--- Start PROVIDED RECORDS ---

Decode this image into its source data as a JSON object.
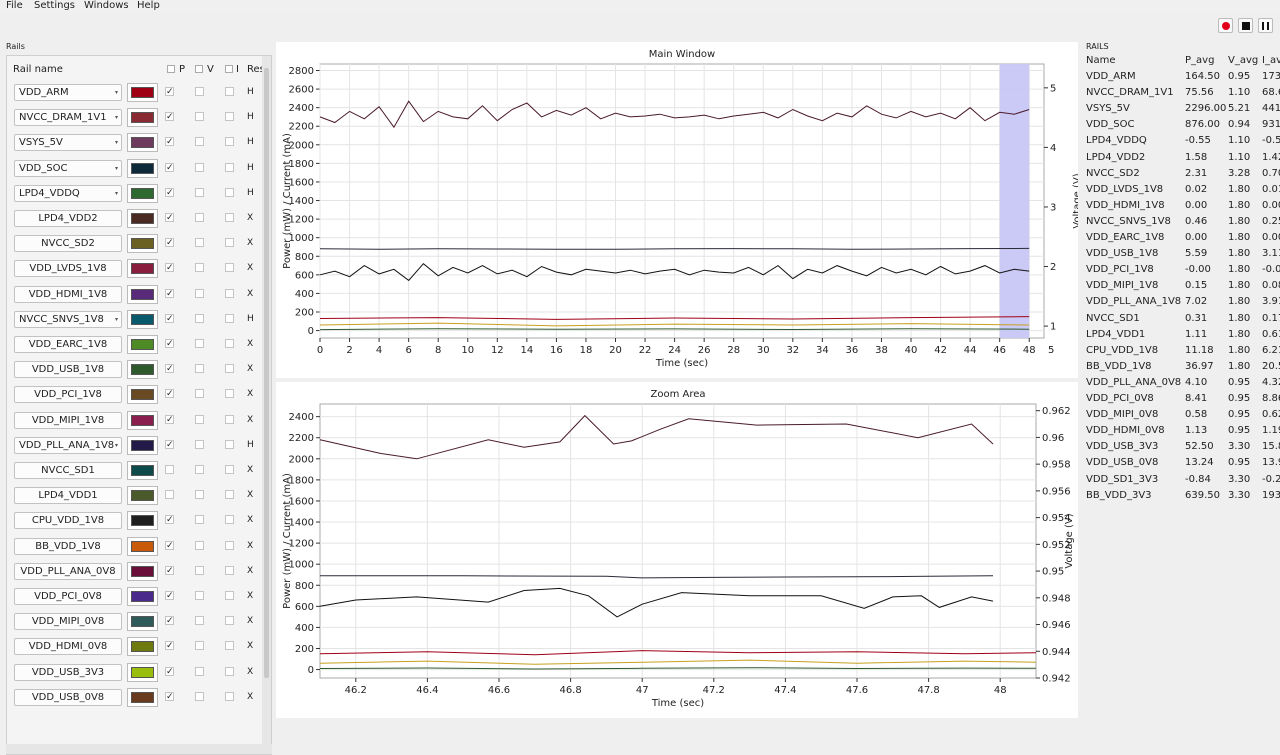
{
  "menu": [
    "File",
    "Settings",
    "Windows",
    "Help"
  ],
  "toolbar": {
    "buttons": [
      "record",
      "stop",
      "pause"
    ]
  },
  "rails_panel": {
    "title": "Rails",
    "headers": {
      "name": "Rail name",
      "p": "P",
      "v": "V",
      "i": "I",
      "res": "Res"
    },
    "rows": [
      {
        "name": "VDD_ARM",
        "dropdown": true,
        "color": "#a00014",
        "p": true,
        "res": "H"
      },
      {
        "name": "NVCC_DRAM_1V1",
        "dropdown": true,
        "color": "#8a2a32",
        "p": true,
        "res": "H"
      },
      {
        "name": "VSYS_5V",
        "dropdown": true,
        "color": "#6e3a5e",
        "p": true,
        "res": "H"
      },
      {
        "name": "VDD_SOC",
        "dropdown": true,
        "color": "#0e2a3a",
        "p": true,
        "res": "H"
      },
      {
        "name": "LPD4_VDDQ",
        "dropdown": true,
        "color": "#2e6a30",
        "p": true,
        "res": "H"
      },
      {
        "name": "LPD4_VDD2",
        "dropdown": false,
        "color": "#4a2a22",
        "p": true,
        "res": "X"
      },
      {
        "name": "NVCC_SD2",
        "dropdown": false,
        "color": "#6b5f22",
        "p": true,
        "res": "X"
      },
      {
        "name": "VDD_LVDS_1V8",
        "dropdown": false,
        "color": "#8a1e3e",
        "p": true,
        "res": "X"
      },
      {
        "name": "VDD_HDMI_1V8",
        "dropdown": false,
        "color": "#5a2a7a",
        "p": true,
        "res": "X"
      },
      {
        "name": "NVCC_SNVS_1V8",
        "dropdown": true,
        "color": "#0a5a6e",
        "p": true,
        "res": "H"
      },
      {
        "name": "VDD_EARC_1V8",
        "dropdown": false,
        "color": "#4e8a26",
        "p": true,
        "res": "X"
      },
      {
        "name": "VDD_USB_1V8",
        "dropdown": false,
        "color": "#2e5a2e",
        "p": true,
        "res": "X"
      },
      {
        "name": "VDD_PCI_1V8",
        "dropdown": false,
        "color": "#6a4a22",
        "p": true,
        "res": "X"
      },
      {
        "name": "VDD_MIPI_1V8",
        "dropdown": false,
        "color": "#8a1e4e",
        "p": true,
        "res": "X"
      },
      {
        "name": "VDD_PLL_ANA_1V8",
        "dropdown": true,
        "color": "#241a4a",
        "p": true,
        "res": "H"
      },
      {
        "name": "NVCC_SD1",
        "dropdown": false,
        "color": "#0e4a4a",
        "p": false,
        "res": "X"
      },
      {
        "name": "LPD4_VDD1",
        "dropdown": false,
        "color": "#4a5a2a",
        "p": false,
        "res": "X"
      },
      {
        "name": "CPU_VDD_1V8",
        "dropdown": false,
        "color": "#1e1e1e",
        "p": true,
        "res": "X"
      },
      {
        "name": "BB_VDD_1V8",
        "dropdown": false,
        "color": "#c85a0a",
        "p": true,
        "res": "X"
      },
      {
        "name": "VDD_PLL_ANA_0V8",
        "dropdown": false,
        "color": "#6a0e3a",
        "p": true,
        "res": "X"
      },
      {
        "name": "VDD_PCI_0V8",
        "dropdown": false,
        "color": "#4a2a8a",
        "p": true,
        "res": "X"
      },
      {
        "name": "VDD_MIPI_0V8",
        "dropdown": false,
        "color": "#2e5a5a",
        "p": true,
        "res": "X"
      },
      {
        "name": "VDD_HDMI_0V8",
        "dropdown": false,
        "color": "#6e7a0e",
        "p": true,
        "res": "X"
      },
      {
        "name": "VDD_USB_3V3",
        "dropdown": false,
        "color": "#9abe0e",
        "p": true,
        "res": "X"
      },
      {
        "name": "VDD_USB_0V8",
        "dropdown": false,
        "color": "#6a3a1e",
        "p": true,
        "res": "X"
      }
    ]
  },
  "main_chart": {
    "title": "Main Window",
    "xlabel": "Time (sec)",
    "ylabel": "Power (mW) / Current (mA)",
    "y2label": "Voltage (V)",
    "xticks": [
      "0",
      "2",
      "4",
      "6",
      "8",
      "10",
      "12",
      "14",
      "16",
      "18",
      "20",
      "22",
      "24",
      "26",
      "28",
      "30",
      "32",
      "34",
      "36",
      "38",
      "40",
      "42",
      "44",
      "46",
      "48"
    ],
    "yticks": [
      "0",
      "200",
      "400",
      "600",
      "800",
      "1000",
      "1200",
      "1400",
      "1600",
      "1800",
      "2000",
      "2200",
      "2400",
      "2600",
      "2800"
    ],
    "y2ticks": [
      "1",
      "2",
      "3",
      "4",
      "5"
    ],
    "x2_edge_tick": "5"
  },
  "zoom_chart": {
    "title": "Zoom Area",
    "xlabel": "Time (sec)",
    "ylabel": "Power (mW) / Current (mA)",
    "y2label": "Voltage (V)",
    "xticks": [
      "46.2",
      "46.4",
      "46.6",
      "46.8",
      "47",
      "47.2",
      "47.4",
      "47.6",
      "47.8",
      "48"
    ],
    "yticks": [
      "0",
      "200",
      "400",
      "600",
      "800",
      "1000",
      "1200",
      "1400",
      "1600",
      "1800",
      "2000",
      "2200",
      "2400"
    ],
    "y2ticks": [
      "0.942",
      "0.944",
      "0.946",
      "0.948",
      "0.95",
      "0.952",
      "0.954",
      "0.956",
      "0.958",
      "0.96",
      "0.962"
    ]
  },
  "chart_data": [
    {
      "type": "line",
      "title": "Main Window",
      "xlabel": "Time (sec)",
      "ylabel": "Power (mW) / Current (mA)",
      "y2label": "Voltage (V)",
      "xlim": [
        0,
        49
      ],
      "ylim": [
        -80,
        2870
      ],
      "y2lim": [
        0.8,
        5.4
      ],
      "grid": true,
      "highlight_region": [
        46,
        48
      ],
      "series": [
        {
          "x": [
            0,
            1,
            2,
            3,
            4,
            5,
            6,
            7,
            8,
            9,
            10,
            11,
            12,
            13,
            14,
            15,
            16,
            17,
            18,
            19,
            20,
            21,
            22,
            23,
            24,
            25,
            26,
            27,
            28,
            29,
            30,
            31,
            32,
            33,
            34,
            35,
            36,
            37,
            38,
            39,
            40,
            41,
            42,
            43,
            44,
            45,
            46,
            47,
            48
          ],
          "values": [
            2300,
            2240,
            2360,
            2280,
            2410,
            2190,
            2470,
            2250,
            2360,
            2300,
            2280,
            2420,
            2260,
            2380,
            2450,
            2300,
            2370,
            2320,
            2400,
            2280,
            2340,
            2300,
            2310,
            2330,
            2290,
            2300,
            2320,
            2280,
            2310,
            2330,
            2350,
            2290,
            2380,
            2310,
            2260,
            2340,
            2300,
            2420,
            2330,
            2290,
            2360,
            2300,
            2340,
            2280,
            2400,
            2260,
            2350,
            2330,
            2380
          ]
        },
        {
          "x": [
            0,
            4,
            8,
            12,
            16,
            20,
            24,
            28,
            32,
            36,
            40,
            44,
            48
          ],
          "values": [
            880,
            875,
            880,
            878,
            876,
            875,
            880,
            882,
            880,
            876,
            878,
            882,
            885
          ]
        },
        {
          "x": [
            0,
            1,
            2,
            3,
            4,
            5,
            6,
            7,
            8,
            9,
            10,
            11,
            12,
            13,
            14,
            15,
            16,
            17,
            18,
            19,
            20,
            21,
            22,
            23,
            24,
            25,
            26,
            27,
            28,
            29,
            30,
            31,
            32,
            33,
            34,
            35,
            36,
            37,
            38,
            39,
            40,
            41,
            42,
            43,
            44,
            45,
            46,
            47,
            48
          ],
          "values": [
            600,
            640,
            580,
            700,
            610,
            660,
            540,
            720,
            590,
            680,
            620,
            700,
            610,
            650,
            580,
            690,
            630,
            600,
            660,
            640,
            620,
            650,
            610,
            640,
            660,
            600,
            650,
            630,
            620,
            680,
            600,
            700,
            560,
            660,
            620,
            700,
            640,
            590,
            680,
            620,
            660,
            600,
            690,
            610,
            640,
            700,
            620,
            660,
            640
          ]
        },
        {
          "x": [
            0,
            8,
            16,
            24,
            32,
            40,
            48
          ],
          "values": [
            130,
            140,
            120,
            135,
            125,
            140,
            150
          ]
        },
        {
          "x": [
            0,
            8,
            16,
            24,
            32,
            40,
            48
          ],
          "values": [
            60,
            80,
            50,
            70,
            60,
            75,
            60
          ]
        },
        {
          "x": [
            0,
            8,
            16,
            24,
            32,
            40,
            48
          ],
          "values": [
            10,
            20,
            15,
            18,
            12,
            20,
            15
          ]
        }
      ]
    },
    {
      "type": "line",
      "title": "Zoom Area",
      "xlabel": "Time (sec)",
      "ylabel": "Power (mW) / Current (mA)",
      "y2label": "Voltage (V)",
      "xlim": [
        46.1,
        48.1
      ],
      "ylim": [
        -80,
        2520
      ],
      "y2lim": [
        0.942,
        0.9625
      ],
      "grid": true,
      "series": [
        {
          "x": [
            46.1,
            46.27,
            46.37,
            46.57,
            46.67,
            46.77,
            46.84,
            46.92,
            46.97,
            47.05,
            47.13,
            47.32,
            47.57,
            47.77,
            47.92,
            47.98
          ],
          "values": [
            2180,
            2050,
            2000,
            2180,
            2110,
            2160,
            2410,
            2140,
            2170,
            2280,
            2380,
            2320,
            2330,
            2200,
            2330,
            2140
          ]
        },
        {
          "x": [
            46.1,
            46.5,
            46.9,
            47.0,
            47.2,
            47.4,
            47.6,
            47.8,
            47.98
          ],
          "values": [
            890,
            890,
            885,
            870,
            875,
            878,
            880,
            885,
            890
          ]
        },
        {
          "x": [
            46.1,
            46.2,
            46.37,
            46.57,
            46.67,
            46.77,
            46.85,
            46.93,
            47.0,
            47.11,
            47.3,
            47.5,
            47.62,
            47.7,
            47.78,
            47.83,
            47.92,
            47.98
          ],
          "values": [
            600,
            660,
            690,
            640,
            750,
            770,
            700,
            500,
            620,
            730,
            700,
            700,
            580,
            690,
            700,
            590,
            690,
            650
          ]
        },
        {
          "x": [
            46.1,
            46.4,
            46.7,
            47.0,
            47.3,
            47.6,
            47.9,
            48.1
          ],
          "values": [
            150,
            170,
            140,
            180,
            160,
            170,
            150,
            160
          ]
        },
        {
          "x": [
            46.1,
            46.4,
            46.7,
            47.0,
            47.3,
            47.6,
            47.9,
            48.1
          ],
          "values": [
            60,
            80,
            50,
            70,
            90,
            60,
            80,
            70
          ]
        },
        {
          "x": [
            46.1,
            46.4,
            46.7,
            47.0,
            47.3,
            47.6,
            47.9,
            48.1
          ],
          "values": [
            10,
            15,
            5,
            12,
            18,
            10,
            14,
            12
          ]
        }
      ]
    }
  ],
  "stats": {
    "title": "RAILS",
    "headers": [
      "Name",
      "P_avg",
      "V_avg",
      "I_av"
    ],
    "rows": [
      [
        "VDD_ARM",
        "164.50",
        "0.95",
        "173"
      ],
      [
        "NVCC_DRAM_1V1",
        "75.56",
        "1.10",
        "68.6"
      ],
      [
        "VSYS_5V",
        "2296.00",
        "5.21",
        "441"
      ],
      [
        "VDD_SOC",
        "876.00",
        "0.94",
        "931"
      ],
      [
        "LPD4_VDDQ",
        "-0.55",
        "1.10",
        "-0.5"
      ],
      [
        "LPD4_VDD2",
        "1.58",
        "1.10",
        "1.42"
      ],
      [
        "NVCC_SD2",
        "2.31",
        "3.28",
        "0.70"
      ],
      [
        "VDD_LVDS_1V8",
        "0.02",
        "1.80",
        "0.01"
      ],
      [
        "VDD_HDMI_1V8",
        "0.00",
        "1.80",
        "0.00"
      ],
      [
        "NVCC_SNVS_1V8",
        "0.46",
        "1.80",
        "0.25"
      ],
      [
        "VDD_EARC_1V8",
        "0.00",
        "1.80",
        "0.00"
      ],
      [
        "VDD_USB_1V8",
        "5.59",
        "1.80",
        "3.11"
      ],
      [
        "VDD_PCI_1V8",
        "-0.00",
        "1.80",
        "-0.0"
      ],
      [
        "VDD_MIPI_1V8",
        "0.15",
        "1.80",
        "0.08"
      ],
      [
        "VDD_PLL_ANA_1V8",
        "7.02",
        "1.80",
        "3.91"
      ],
      [
        "NVCC_SD1",
        "0.31",
        "1.80",
        "0.17"
      ],
      [
        "LPD4_VDD1",
        "1.11",
        "1.80",
        "0.61"
      ],
      [
        "CPU_VDD_1V8",
        "11.18",
        "1.80",
        "6.21"
      ],
      [
        "BB_VDD_1V8",
        "36.97",
        "1.80",
        "20.5"
      ],
      [
        "VDD_PLL_ANA_0V8",
        "4.10",
        "0.95",
        "4.32"
      ],
      [
        "VDD_PCI_0V8",
        "8.41",
        "0.95",
        "8.86"
      ],
      [
        "VDD_MIPI_0V8",
        "0.58",
        "0.95",
        "0.62"
      ],
      [
        "VDD_HDMI_0V8",
        "1.13",
        "0.95",
        "1.19"
      ],
      [
        "VDD_USB_3V3",
        "52.50",
        "3.30",
        "15.8"
      ],
      [
        "VDD_USB_0V8",
        "13.24",
        "0.95",
        "13.9"
      ],
      [
        "VDD_SD1_3V3",
        "-0.84",
        "3.30",
        "-0.2"
      ],
      [
        "BB_VDD_3V3",
        "639.50",
        "3.30",
        "193"
      ]
    ]
  }
}
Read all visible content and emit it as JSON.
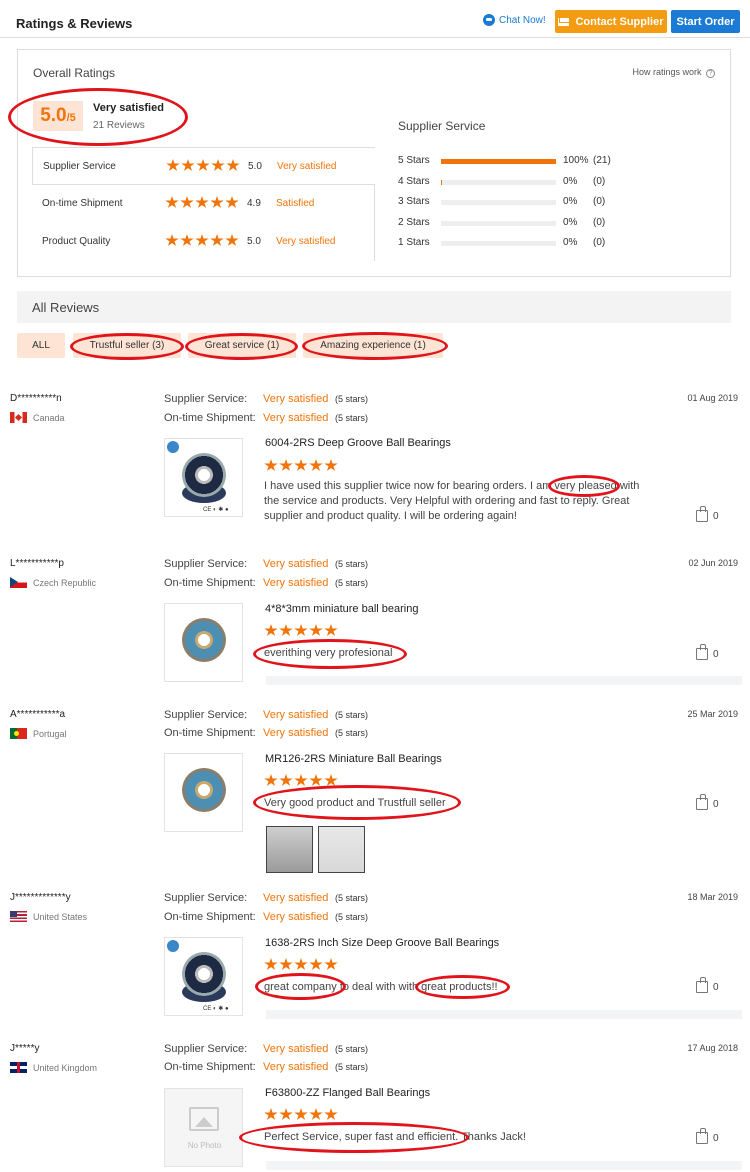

--- End PROVIDED RECORDS ---

[WHAT THIS TASK INVOLVES] Scan the entries above for the word "JSON" and collect each line holding it.

[SOLVED EXERCISE]
Decode this image into its source data as a JSON object.
Read all visible content and emit it as JSON.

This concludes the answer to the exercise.